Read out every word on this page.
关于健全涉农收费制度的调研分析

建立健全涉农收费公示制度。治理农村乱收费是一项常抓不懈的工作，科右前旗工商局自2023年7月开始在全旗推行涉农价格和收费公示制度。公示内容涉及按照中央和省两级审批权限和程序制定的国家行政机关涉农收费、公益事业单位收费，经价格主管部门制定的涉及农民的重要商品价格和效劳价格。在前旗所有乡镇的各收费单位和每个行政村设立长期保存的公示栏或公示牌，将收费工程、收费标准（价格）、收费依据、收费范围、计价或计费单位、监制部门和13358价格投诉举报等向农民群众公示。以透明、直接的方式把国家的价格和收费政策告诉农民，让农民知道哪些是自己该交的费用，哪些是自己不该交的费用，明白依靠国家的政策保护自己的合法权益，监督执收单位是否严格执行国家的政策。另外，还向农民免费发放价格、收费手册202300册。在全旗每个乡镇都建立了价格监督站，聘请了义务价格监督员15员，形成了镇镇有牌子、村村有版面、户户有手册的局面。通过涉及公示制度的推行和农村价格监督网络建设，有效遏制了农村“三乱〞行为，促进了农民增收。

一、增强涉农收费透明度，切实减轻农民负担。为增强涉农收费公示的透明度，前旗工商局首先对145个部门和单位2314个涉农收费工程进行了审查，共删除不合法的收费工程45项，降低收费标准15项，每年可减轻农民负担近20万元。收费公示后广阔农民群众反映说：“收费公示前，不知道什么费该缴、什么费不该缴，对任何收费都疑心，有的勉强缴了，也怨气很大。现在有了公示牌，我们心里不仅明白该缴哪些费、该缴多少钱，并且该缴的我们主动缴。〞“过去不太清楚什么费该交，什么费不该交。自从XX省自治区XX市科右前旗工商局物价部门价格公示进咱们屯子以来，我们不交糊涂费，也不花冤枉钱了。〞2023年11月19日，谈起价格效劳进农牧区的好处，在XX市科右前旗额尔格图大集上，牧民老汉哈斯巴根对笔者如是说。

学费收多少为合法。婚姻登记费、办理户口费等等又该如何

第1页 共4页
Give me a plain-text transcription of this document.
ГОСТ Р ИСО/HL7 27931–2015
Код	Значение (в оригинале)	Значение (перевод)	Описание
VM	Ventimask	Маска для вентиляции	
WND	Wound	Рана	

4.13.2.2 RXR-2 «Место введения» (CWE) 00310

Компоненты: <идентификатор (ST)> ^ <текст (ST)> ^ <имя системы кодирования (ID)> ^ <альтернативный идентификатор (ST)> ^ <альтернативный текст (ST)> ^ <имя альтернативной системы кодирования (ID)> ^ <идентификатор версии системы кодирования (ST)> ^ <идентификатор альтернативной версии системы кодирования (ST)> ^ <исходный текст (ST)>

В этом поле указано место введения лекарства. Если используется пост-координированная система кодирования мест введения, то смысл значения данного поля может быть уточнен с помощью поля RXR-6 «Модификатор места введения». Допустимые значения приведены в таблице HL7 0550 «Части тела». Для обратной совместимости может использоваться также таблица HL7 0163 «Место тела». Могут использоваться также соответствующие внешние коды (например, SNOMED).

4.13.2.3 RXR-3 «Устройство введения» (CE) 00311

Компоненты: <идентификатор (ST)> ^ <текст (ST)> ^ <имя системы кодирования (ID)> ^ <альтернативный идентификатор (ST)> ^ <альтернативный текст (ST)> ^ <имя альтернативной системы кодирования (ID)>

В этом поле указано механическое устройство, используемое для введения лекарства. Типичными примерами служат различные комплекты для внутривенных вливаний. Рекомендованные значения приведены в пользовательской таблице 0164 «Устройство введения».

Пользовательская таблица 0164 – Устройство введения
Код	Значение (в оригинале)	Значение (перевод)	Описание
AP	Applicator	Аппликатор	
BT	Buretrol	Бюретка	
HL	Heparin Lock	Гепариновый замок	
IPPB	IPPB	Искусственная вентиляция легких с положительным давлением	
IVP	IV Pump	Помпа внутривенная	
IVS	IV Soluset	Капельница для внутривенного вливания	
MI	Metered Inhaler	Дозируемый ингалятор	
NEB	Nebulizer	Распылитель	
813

-*-*-

Go through the material and select each line with the string "таблица" in it.

*OUTPUT OF THE TASK:*
В этом поле указано место введения лекарства. Если используется пост-координированная система кодирования мест введения, то смысл значения данного поля может быть уточнен с помощью поля RXR-6 «Модификатор места введения». Допустимые значения приведены в таблице HL7 0550 «Части тела». Для обратной совместимости может использоваться также таблица HL7 0163 «Место тела». Могут использоваться также соответствующие внешние коды (например, SNOMED).
Пользовательская таблица 0164 – Устройство введения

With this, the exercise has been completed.